• Requirements: Pictures should be excluded; otherwise, copy every entry exactly.

Items from a dataset
--*--
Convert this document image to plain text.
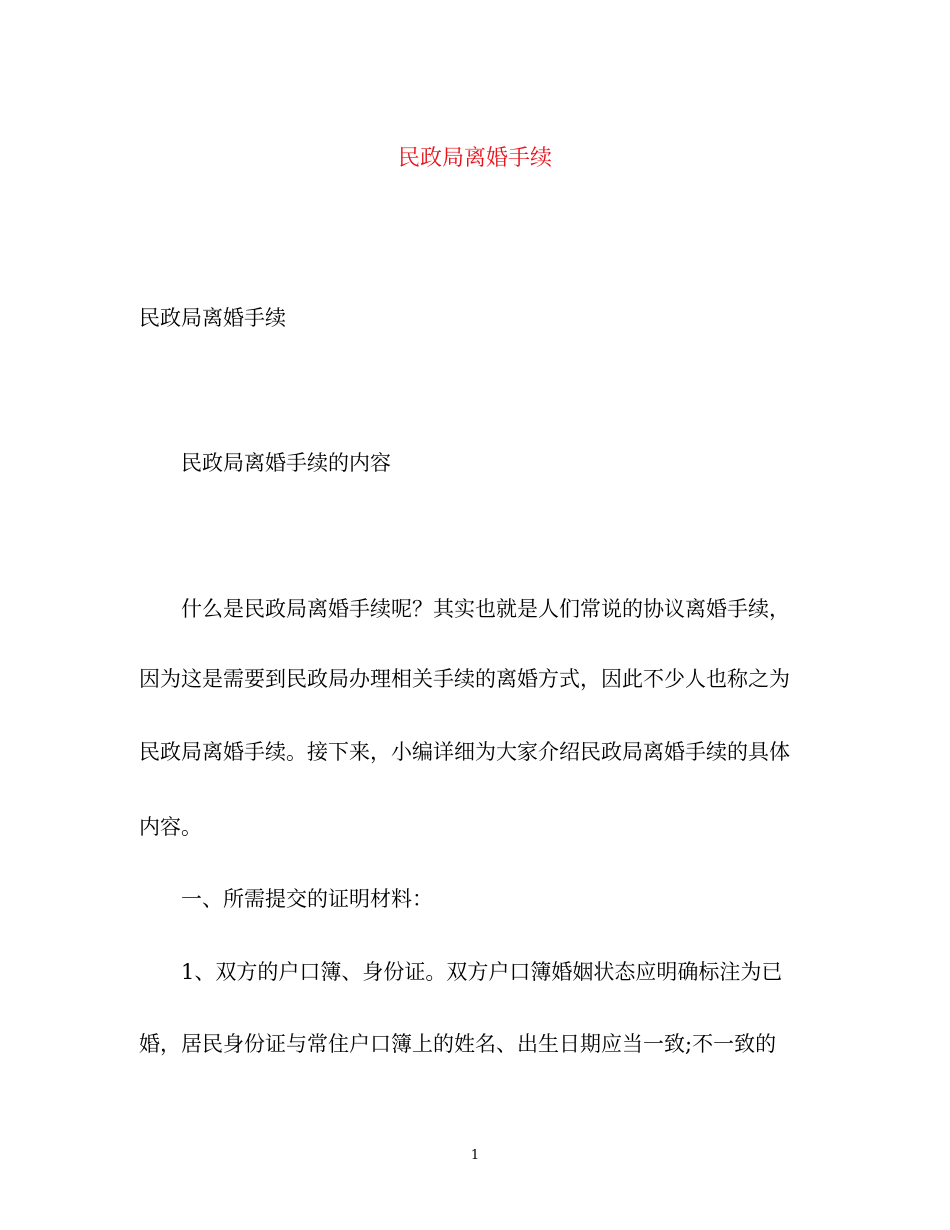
民政局离婚手续

民政局离婚手续

民政局离婚手续的内容

什么是民政局离婚手续呢？其实也就是人们常说的协议离婚手续，

因为这是需要到民政局办理相关手续的离婚方式，因此不少人也称之为

民政局离婚手续。接下来，小编详细为大家介绍民政局离婚手续的具体

内容。

一、所需提交的证明材料：

1、双方的户口簿、身份证。双方户口簿婚姻状态应明确标注为已

婚，居民身份证与常住户口簿上的姓名、出生日期应当一致;不一致的

1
--*--
• Completed task:
Convert this document image to plain text.
民政局离婚手续

民政局离婚手续

民政局离婚手续的内容

什么是民政局离婚手续呢？其实也就是人们常说的协议离婚手续，

因为这是需要到民政局办理相关手续的离婚方式，因此不少人也称之为

民政局离婚手续。接下来，小编详细为大家介绍民政局离婚手续的具体

内容。

一、所需提交的证明材料：

1、双方的户口簿、身份证。双方户口簿婚姻状态应明确标注为已

婚，居民身份证与常住户口簿上的姓名、出生日期应当一致;不一致的

1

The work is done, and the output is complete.